-- start of RECORDS FOR THE EXERCISE --

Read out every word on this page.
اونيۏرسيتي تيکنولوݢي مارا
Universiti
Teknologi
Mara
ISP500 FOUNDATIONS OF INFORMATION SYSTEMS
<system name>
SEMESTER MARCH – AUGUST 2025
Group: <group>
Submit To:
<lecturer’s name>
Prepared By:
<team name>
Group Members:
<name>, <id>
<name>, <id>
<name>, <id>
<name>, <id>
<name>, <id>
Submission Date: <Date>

-- end of RECORDS FOR THE EXERCISE --

SHORT TASK: Above are the records; retype them all without a single difference.

EXPECTED ANSWER:
Read out every word on this page.
اونيۏرسيتي تيکنولوݢي مارا
Universiti
Teknologi
Mara
ISP500 FOUNDATIONS OF INFORMATION SYSTEMS
<system name>
SEMESTER MARCH – AUGUST 2025
Group: <group>
Submit To:
<lecturer’s name>
Prepared By:
<team name>
Group Members:
<name>, <id>
<name>, <id>
<name>, <id>
<name>, <id>
<name>, <id>
Submission Date: <Date>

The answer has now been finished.